↓↓↓

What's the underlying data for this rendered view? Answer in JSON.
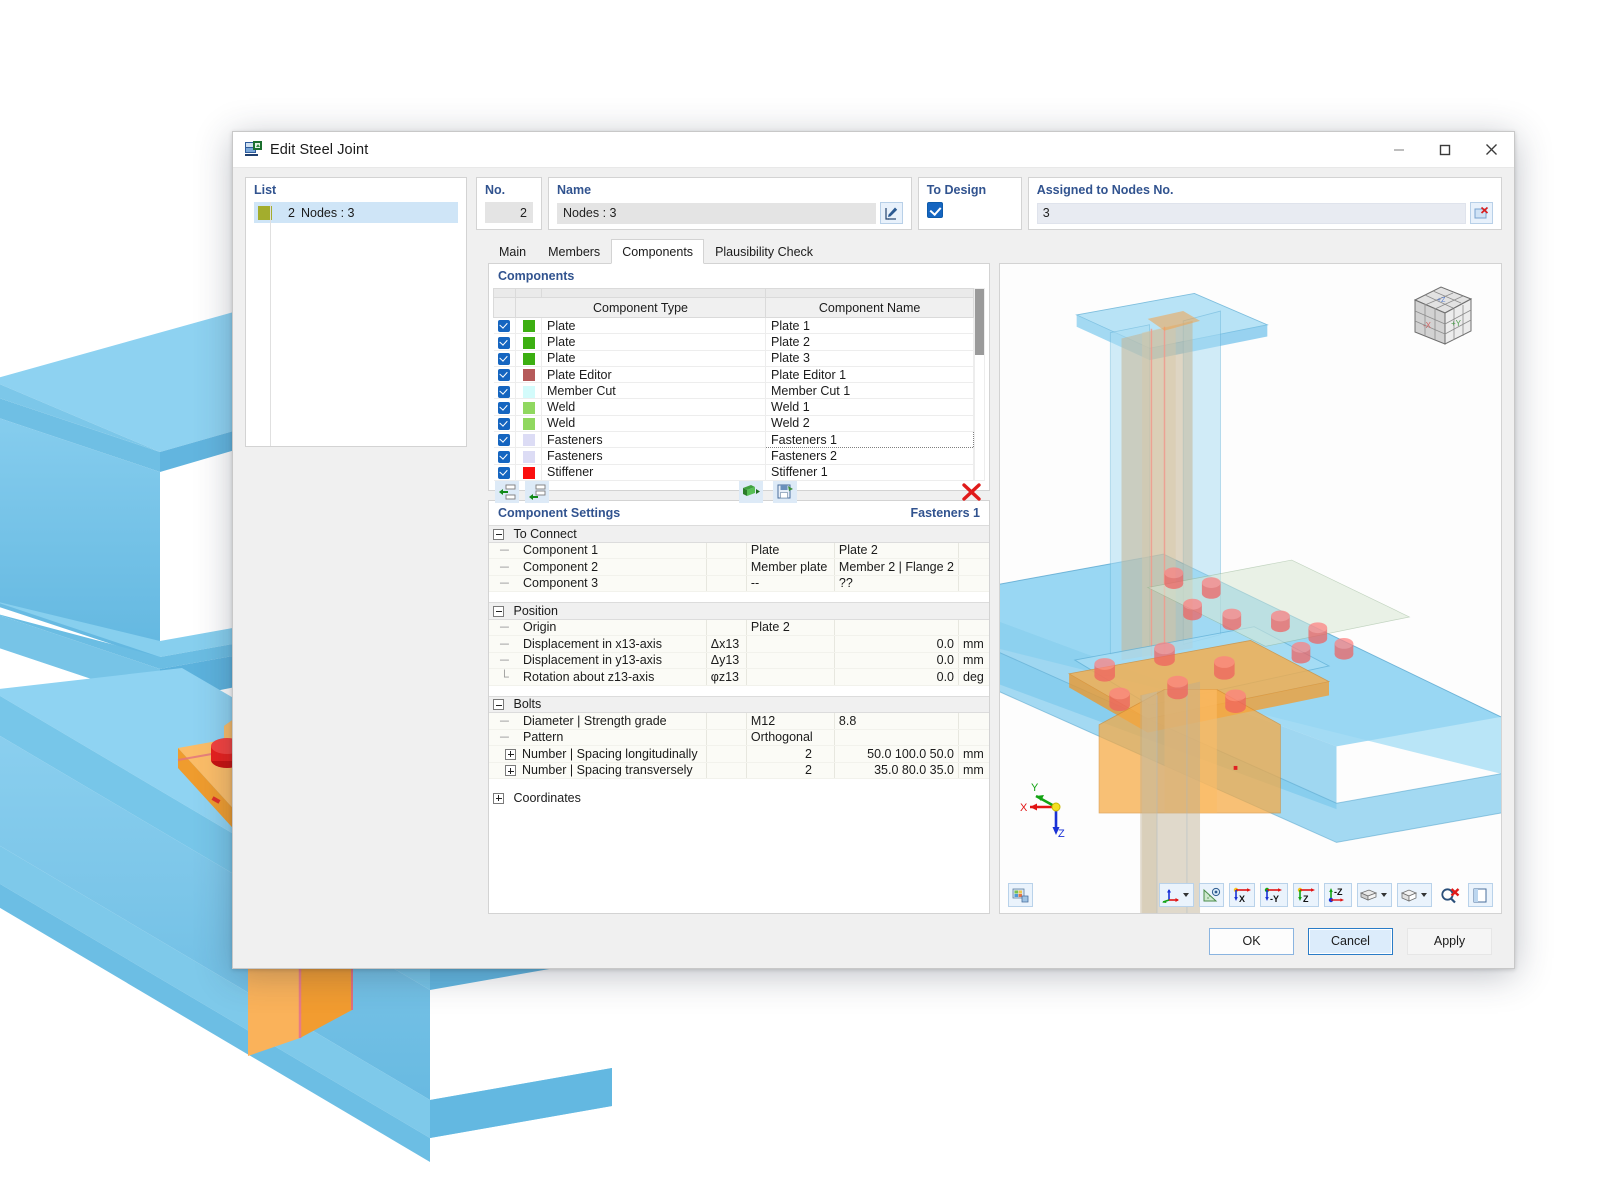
{
  "window": {
    "title": "Edit Steel Joint",
    "icon": "steel-joint-icon",
    "minimize": "—",
    "maximize": "☐",
    "close": "✕"
  },
  "list_panel": {
    "header": "List",
    "items": [
      {
        "swatch": "#a3ad2d",
        "number": "2",
        "label": "Nodes : 3",
        "selected": true
      }
    ]
  },
  "header_fields": {
    "no_label": "No.",
    "no_value": "2",
    "name_label": "Name",
    "name_value": "Nodes : 3",
    "name_edit_icon": "pencil-edit-icon",
    "to_design_label": "To Design",
    "to_design_checked": true,
    "assigned_label": "Assigned to Nodes No.",
    "assigned_value": "3",
    "assigned_pick_icon": "pick-nodes-icon"
  },
  "tabs": [
    {
      "label": "Main",
      "active": false
    },
    {
      "label": "Members",
      "active": false
    },
    {
      "label": "Components",
      "active": true
    },
    {
      "label": "Plausibility Check",
      "active": false
    }
  ],
  "components_panel": {
    "title": "Components",
    "columns": [
      "Component Type",
      "Component Name"
    ],
    "rows": [
      {
        "checked": true,
        "color": "#3caf12",
        "type": "Plate",
        "name": "Plate 1",
        "editing": false
      },
      {
        "checked": true,
        "color": "#3caf12",
        "type": "Plate",
        "name": "Plate 2",
        "editing": false
      },
      {
        "checked": true,
        "color": "#3caf12",
        "type": "Plate",
        "name": "Plate 3",
        "editing": false
      },
      {
        "checked": true,
        "color": "#b55a5a",
        "type": "Plate Editor",
        "name": "Plate Editor 1",
        "editing": false
      },
      {
        "checked": true,
        "color": "#d3fbfb",
        "type": "Member Cut",
        "name": "Member Cut 1",
        "editing": false
      },
      {
        "checked": true,
        "color": "#90d860",
        "type": "Weld",
        "name": "Weld 1",
        "editing": false
      },
      {
        "checked": true,
        "color": "#90d860",
        "type": "Weld",
        "name": "Weld 2",
        "editing": false
      },
      {
        "checked": true,
        "color": "#dcdcf5",
        "type": "Fasteners",
        "name": "Fasteners 1",
        "editing": true
      },
      {
        "checked": true,
        "color": "#dcdcf5",
        "type": "Fasteners",
        "name": "Fasteners 2",
        "editing": false
      },
      {
        "checked": true,
        "color": "#fb0f0f",
        "type": "Stiffener",
        "name": "Stiffener 1",
        "editing": false
      }
    ],
    "toolbar": [
      {
        "name": "insert-component-before-icon"
      },
      {
        "name": "insert-component-after-icon"
      },
      {
        "name": "import-component-icon"
      },
      {
        "name": "save-component-icon"
      },
      {
        "name": "delete-component-icon"
      }
    ]
  },
  "component_settings": {
    "title": "Component Settings",
    "subject": "Fasteners 1",
    "groups": [
      {
        "name": "To Connect",
        "expanded": true,
        "rows": [
          {
            "label": "Component 1",
            "symbol": "",
            "v1": "Plate",
            "v2": "Plate 2",
            "unit": ""
          },
          {
            "label": "Component 2",
            "symbol": "",
            "v1": "Member plate",
            "v2": "Member 2 | Flange 2",
            "unit": ""
          },
          {
            "label": "Component 3",
            "symbol": "",
            "v1": "--",
            "v2": "??",
            "unit": ""
          }
        ]
      },
      {
        "name": "Position",
        "expanded": true,
        "rows": [
          {
            "label": "Origin",
            "symbol": "",
            "v1": "Plate 2",
            "v2": "",
            "unit": ""
          },
          {
            "label": "Displacement in x13-axis",
            "symbol": "Δx13",
            "v1": "",
            "v2": "0.0",
            "unit": "mm"
          },
          {
            "label": "Displacement in y13-axis",
            "symbol": "Δy13",
            "v1": "",
            "v2": "0.0",
            "unit": "mm"
          },
          {
            "label": "Rotation about z13-axis",
            "symbol": "φz13",
            "v1": "",
            "v2": "0.0",
            "unit": "deg"
          }
        ]
      },
      {
        "name": "Bolts",
        "expanded": true,
        "rows": [
          {
            "label": "Diameter | Strength grade",
            "symbol": "",
            "v1": "M12",
            "v2": "8.8",
            "unit": "",
            "expander": "none"
          },
          {
            "label": "Pattern",
            "symbol": "",
            "v1": "Orthogonal",
            "v2": "",
            "unit": "",
            "expander": "none"
          },
          {
            "label": "Number | Spacing longitudinally",
            "symbol": "",
            "v1": "2",
            "v2": "50.0 100.0 50.0",
            "unit": "mm",
            "expander": "plus"
          },
          {
            "label": "Number | Spacing transversely",
            "symbol": "",
            "v1": "2",
            "v2": "35.0 80.0 35.0",
            "unit": "mm",
            "expander": "plus"
          }
        ]
      },
      {
        "name": "Coordinates",
        "expanded": false,
        "rows": []
      }
    ]
  },
  "viewport": {
    "nav_cube_labels": {
      "left": "-X",
      "front": "+Y",
      "top": "+Z"
    },
    "axis_labels": {
      "x": "X",
      "y": "Y",
      "z": "Z"
    },
    "toolbar_left": [
      {
        "name": "render-mode-icon"
      }
    ],
    "toolbar_right": [
      {
        "name": "coordinate-system-icon",
        "dropdown": true
      },
      {
        "name": "measure-icon",
        "dropdown": false
      },
      {
        "name": "view-in-x-icon",
        "label": "X",
        "dropdown": false
      },
      {
        "name": "view-in-neg-y-icon",
        "label": "-Y",
        "dropdown": false
      },
      {
        "name": "view-in-z-icon",
        "label": "Z",
        "dropdown": false
      },
      {
        "name": "view-in-neg-z-icon",
        "label": "-Z",
        "dropdown": false
      },
      {
        "name": "display-mode-icon",
        "dropdown": true
      },
      {
        "name": "transparency-icon",
        "dropdown": true
      },
      {
        "name": "zoom-reset-icon",
        "dropdown": false
      },
      {
        "name": "panel-toggle-icon",
        "dropdown": false
      }
    ]
  },
  "footer_buttons": [
    {
      "label": "OK",
      "name": "ok-button",
      "style": "default"
    },
    {
      "label": "Cancel",
      "name": "cancel-button",
      "style": "focus"
    },
    {
      "label": "Apply",
      "name": "apply-button",
      "style": "plain"
    }
  ],
  "colors": {
    "accent": "#31538f",
    "checkbox": "#1565c0",
    "steel_blue": "#79c5ea",
    "plate_orange": "#f5a33c",
    "bolt_red": "#e8201d",
    "delete_red": "#e01b1b"
  }
}
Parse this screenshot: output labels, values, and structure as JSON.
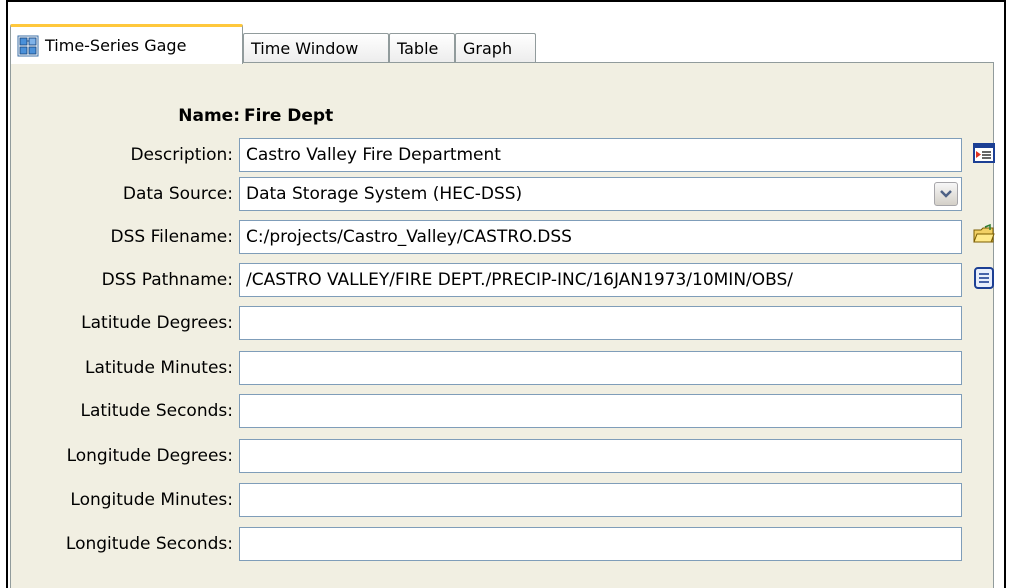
{
  "tabs": [
    {
      "label": "Time-Series Gage",
      "icon": "gage-icon",
      "active": true
    },
    {
      "label": "Time Window",
      "active": false
    },
    {
      "label": "Table",
      "active": false
    },
    {
      "label": "Graph",
      "active": false
    }
  ],
  "form": {
    "name_label": "Name:",
    "name_value": "Fire Dept",
    "description_label": "Description:",
    "description_value": "Castro Valley Fire Department",
    "data_source_label": "Data Source:",
    "data_source_value": "Data Storage System (HEC-DSS)",
    "dss_filename_label": "DSS Filename:",
    "dss_filename_value": "C:/projects/Castro_Valley/CASTRO.DSS",
    "dss_pathname_label": "DSS Pathname:",
    "dss_pathname_value": "/CASTRO VALLEY/FIRE DEPT./PRECIP-INC/16JAN1973/10MIN/OBS/",
    "latitude_degrees_label": "Latitude Degrees:",
    "latitude_degrees_value": "",
    "latitude_minutes_label": "Latitude Minutes:",
    "latitude_minutes_value": "",
    "latitude_seconds_label": "Latitude Seconds:",
    "latitude_seconds_value": "",
    "longitude_degrees_label": "Longitude Degrees:",
    "longitude_degrees_value": "",
    "longitude_minutes_label": "Longitude Minutes:",
    "longitude_minutes_value": "",
    "longitude_seconds_label": "Longitude Seconds:",
    "longitude_seconds_value": ""
  },
  "icons": {
    "description_button": "edit-description-icon",
    "data_source_dropdown": "chevron-down-icon",
    "filename_button": "open-folder-icon",
    "pathname_button": "select-pathname-icon"
  },
  "colors": {
    "active_tab_accent": "#ffc83c",
    "panel_background": "#f1efe2",
    "field_border": "#7f9db9"
  }
}
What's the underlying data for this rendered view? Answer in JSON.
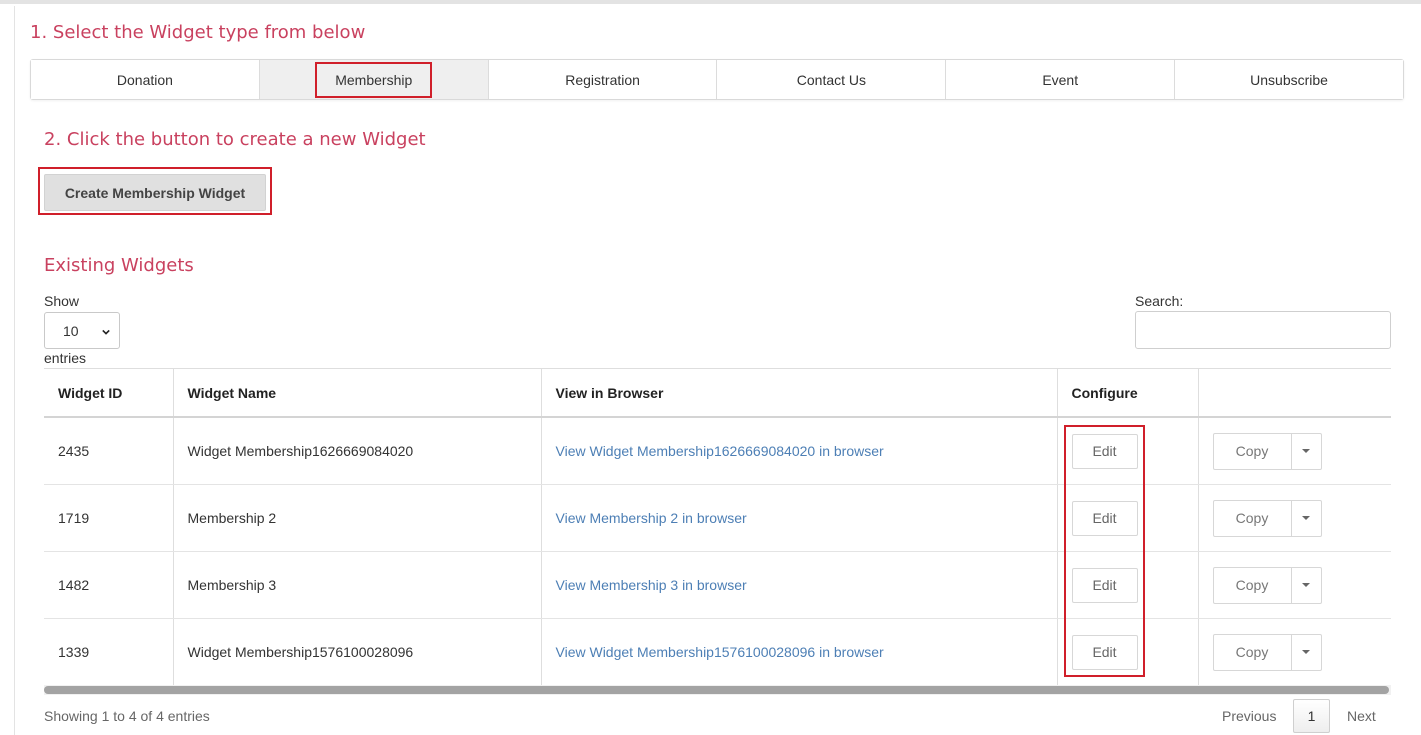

↑↑↑

# Stated exercise:
Filter the records above and return every line that holds the word "style".

# Task result:
      "style": "default"
      "style": "focus"
      "style": "plain"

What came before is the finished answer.